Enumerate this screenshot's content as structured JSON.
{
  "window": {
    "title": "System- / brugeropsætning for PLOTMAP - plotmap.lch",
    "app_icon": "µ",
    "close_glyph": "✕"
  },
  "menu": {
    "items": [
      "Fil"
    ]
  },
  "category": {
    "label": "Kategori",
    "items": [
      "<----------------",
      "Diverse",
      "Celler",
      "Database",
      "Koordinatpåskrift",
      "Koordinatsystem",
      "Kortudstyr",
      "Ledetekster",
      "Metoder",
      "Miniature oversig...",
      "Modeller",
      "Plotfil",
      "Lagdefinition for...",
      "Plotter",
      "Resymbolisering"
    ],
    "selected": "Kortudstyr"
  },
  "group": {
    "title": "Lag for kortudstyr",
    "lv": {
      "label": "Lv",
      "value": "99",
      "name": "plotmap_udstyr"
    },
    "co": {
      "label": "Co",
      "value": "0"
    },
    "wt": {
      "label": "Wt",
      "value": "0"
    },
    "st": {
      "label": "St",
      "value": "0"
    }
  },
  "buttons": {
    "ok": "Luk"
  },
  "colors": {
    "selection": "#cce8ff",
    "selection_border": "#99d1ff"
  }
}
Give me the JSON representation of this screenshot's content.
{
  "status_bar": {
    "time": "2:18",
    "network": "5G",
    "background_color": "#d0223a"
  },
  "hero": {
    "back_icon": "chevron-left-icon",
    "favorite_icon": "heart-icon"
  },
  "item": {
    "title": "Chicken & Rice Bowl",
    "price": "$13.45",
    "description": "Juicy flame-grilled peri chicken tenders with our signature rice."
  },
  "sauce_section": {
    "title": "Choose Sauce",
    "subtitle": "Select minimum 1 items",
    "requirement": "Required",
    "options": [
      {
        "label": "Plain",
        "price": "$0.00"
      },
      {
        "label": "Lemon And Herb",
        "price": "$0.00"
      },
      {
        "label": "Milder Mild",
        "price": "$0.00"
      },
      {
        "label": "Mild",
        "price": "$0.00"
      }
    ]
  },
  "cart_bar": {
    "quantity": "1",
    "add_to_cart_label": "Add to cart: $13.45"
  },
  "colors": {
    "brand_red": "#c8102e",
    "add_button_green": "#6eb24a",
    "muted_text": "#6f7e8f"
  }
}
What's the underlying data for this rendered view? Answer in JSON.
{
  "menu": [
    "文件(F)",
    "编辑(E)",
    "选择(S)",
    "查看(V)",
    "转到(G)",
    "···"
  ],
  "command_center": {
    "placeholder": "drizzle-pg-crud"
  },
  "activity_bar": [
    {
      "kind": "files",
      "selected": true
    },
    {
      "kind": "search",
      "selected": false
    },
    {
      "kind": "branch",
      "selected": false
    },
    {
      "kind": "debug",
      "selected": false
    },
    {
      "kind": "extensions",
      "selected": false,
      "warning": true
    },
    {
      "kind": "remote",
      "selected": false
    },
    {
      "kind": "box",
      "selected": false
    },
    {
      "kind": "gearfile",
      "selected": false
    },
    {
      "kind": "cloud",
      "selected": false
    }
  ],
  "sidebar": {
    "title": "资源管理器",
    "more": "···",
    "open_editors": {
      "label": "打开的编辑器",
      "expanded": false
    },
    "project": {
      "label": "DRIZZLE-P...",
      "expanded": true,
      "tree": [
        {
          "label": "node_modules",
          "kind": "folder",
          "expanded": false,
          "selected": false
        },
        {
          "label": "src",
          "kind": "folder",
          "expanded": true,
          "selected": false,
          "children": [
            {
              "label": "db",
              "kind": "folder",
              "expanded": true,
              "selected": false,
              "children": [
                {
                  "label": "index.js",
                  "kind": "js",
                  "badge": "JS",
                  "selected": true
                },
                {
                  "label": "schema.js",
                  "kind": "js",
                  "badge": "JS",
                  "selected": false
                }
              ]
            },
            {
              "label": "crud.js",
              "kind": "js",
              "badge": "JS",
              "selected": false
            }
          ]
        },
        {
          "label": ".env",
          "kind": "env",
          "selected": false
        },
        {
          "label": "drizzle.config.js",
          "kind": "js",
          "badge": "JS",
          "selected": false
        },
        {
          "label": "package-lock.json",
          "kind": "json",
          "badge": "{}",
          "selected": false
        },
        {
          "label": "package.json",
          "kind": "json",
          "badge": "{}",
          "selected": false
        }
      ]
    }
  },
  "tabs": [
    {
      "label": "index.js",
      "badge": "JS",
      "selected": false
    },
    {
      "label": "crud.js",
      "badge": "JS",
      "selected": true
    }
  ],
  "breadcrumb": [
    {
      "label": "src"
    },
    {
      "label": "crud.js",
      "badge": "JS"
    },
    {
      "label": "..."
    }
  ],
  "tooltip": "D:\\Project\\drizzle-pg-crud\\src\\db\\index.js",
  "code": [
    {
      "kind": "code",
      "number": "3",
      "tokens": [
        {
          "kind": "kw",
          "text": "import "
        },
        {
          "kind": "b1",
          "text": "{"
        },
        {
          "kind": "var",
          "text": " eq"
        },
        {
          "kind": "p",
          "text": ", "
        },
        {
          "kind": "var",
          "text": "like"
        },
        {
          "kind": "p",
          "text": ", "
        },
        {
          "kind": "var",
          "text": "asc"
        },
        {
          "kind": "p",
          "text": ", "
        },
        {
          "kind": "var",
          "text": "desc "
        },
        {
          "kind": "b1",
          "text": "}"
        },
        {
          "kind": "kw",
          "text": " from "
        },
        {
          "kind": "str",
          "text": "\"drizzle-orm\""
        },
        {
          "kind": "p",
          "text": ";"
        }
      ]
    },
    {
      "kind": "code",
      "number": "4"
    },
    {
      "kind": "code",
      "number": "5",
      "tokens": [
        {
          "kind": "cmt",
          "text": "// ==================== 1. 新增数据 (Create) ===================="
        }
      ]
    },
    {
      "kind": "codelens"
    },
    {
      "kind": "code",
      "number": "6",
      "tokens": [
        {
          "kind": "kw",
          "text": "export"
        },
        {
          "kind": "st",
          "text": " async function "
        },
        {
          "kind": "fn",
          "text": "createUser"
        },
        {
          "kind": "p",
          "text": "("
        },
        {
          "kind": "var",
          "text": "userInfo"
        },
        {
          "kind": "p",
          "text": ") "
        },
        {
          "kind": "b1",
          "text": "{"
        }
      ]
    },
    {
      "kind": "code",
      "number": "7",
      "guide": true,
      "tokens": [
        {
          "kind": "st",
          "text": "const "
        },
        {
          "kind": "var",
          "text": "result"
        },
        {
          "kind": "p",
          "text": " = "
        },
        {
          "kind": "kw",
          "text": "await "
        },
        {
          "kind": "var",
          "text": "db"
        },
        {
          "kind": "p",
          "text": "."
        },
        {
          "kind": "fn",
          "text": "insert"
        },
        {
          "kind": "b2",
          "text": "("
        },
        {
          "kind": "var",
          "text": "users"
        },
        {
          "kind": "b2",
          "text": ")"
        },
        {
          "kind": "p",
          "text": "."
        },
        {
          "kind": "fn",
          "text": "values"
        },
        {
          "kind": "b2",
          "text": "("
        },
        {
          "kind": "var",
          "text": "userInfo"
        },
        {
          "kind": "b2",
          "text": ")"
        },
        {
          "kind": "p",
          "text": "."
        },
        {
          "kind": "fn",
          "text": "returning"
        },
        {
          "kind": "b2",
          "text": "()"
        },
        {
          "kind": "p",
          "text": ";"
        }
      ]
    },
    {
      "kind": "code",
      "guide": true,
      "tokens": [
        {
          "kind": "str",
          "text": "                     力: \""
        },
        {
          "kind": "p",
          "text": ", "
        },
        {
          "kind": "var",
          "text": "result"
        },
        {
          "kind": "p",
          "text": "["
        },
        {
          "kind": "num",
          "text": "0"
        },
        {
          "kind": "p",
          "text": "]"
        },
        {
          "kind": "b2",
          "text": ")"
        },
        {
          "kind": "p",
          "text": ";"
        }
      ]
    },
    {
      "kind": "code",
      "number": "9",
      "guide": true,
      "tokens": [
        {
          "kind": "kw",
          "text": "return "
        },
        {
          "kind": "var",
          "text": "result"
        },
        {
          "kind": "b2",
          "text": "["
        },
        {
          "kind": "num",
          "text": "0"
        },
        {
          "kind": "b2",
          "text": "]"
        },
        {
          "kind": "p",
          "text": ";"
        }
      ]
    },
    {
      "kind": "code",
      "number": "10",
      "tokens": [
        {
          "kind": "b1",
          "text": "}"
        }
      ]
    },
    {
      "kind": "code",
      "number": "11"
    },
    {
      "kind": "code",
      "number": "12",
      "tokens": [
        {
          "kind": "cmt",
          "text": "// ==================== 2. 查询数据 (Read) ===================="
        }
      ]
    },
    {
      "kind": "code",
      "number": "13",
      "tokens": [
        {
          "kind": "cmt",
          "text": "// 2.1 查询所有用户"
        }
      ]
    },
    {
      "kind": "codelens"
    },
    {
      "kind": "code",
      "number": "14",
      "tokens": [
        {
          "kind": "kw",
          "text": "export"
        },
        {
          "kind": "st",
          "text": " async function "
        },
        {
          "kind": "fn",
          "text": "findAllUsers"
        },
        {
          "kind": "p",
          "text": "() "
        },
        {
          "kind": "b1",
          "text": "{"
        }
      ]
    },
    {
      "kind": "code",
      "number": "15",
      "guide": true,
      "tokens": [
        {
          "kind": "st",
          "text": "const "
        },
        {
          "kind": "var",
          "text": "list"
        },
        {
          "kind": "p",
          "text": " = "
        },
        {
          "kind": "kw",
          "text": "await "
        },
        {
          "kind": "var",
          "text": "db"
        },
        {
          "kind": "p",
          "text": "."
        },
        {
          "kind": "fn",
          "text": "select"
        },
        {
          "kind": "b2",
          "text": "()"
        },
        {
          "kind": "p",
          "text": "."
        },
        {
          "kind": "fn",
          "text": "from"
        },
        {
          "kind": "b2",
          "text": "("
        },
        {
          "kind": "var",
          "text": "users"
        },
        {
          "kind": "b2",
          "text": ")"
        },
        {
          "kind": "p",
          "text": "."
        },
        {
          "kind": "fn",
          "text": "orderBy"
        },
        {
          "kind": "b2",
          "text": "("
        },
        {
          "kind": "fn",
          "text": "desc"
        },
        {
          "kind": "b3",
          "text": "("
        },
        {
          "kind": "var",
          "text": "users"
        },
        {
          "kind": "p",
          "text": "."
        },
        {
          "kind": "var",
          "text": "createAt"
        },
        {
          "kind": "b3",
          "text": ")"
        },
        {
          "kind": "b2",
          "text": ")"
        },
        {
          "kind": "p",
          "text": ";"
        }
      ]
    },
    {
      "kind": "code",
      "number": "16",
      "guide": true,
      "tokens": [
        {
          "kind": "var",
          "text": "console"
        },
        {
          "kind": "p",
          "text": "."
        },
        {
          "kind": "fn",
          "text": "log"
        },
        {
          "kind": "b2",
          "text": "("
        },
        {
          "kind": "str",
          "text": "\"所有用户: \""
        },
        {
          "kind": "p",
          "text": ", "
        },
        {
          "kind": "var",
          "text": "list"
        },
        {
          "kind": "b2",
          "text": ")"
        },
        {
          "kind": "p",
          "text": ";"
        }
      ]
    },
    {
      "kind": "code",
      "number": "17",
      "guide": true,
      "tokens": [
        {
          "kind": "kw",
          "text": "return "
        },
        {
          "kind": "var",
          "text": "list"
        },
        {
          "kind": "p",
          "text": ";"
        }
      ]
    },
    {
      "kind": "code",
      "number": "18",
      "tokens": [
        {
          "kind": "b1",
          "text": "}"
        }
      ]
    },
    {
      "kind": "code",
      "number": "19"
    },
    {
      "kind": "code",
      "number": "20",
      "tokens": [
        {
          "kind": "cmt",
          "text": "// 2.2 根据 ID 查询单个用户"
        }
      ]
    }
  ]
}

◆ ◆ ◆ ◆ ◆

## Requirements
From the data above, show each line that contains "screenshot".

## Written answer
Enumerate this screenshot's content as structured JSON.
Give me the JSON representation of this screenshot's content.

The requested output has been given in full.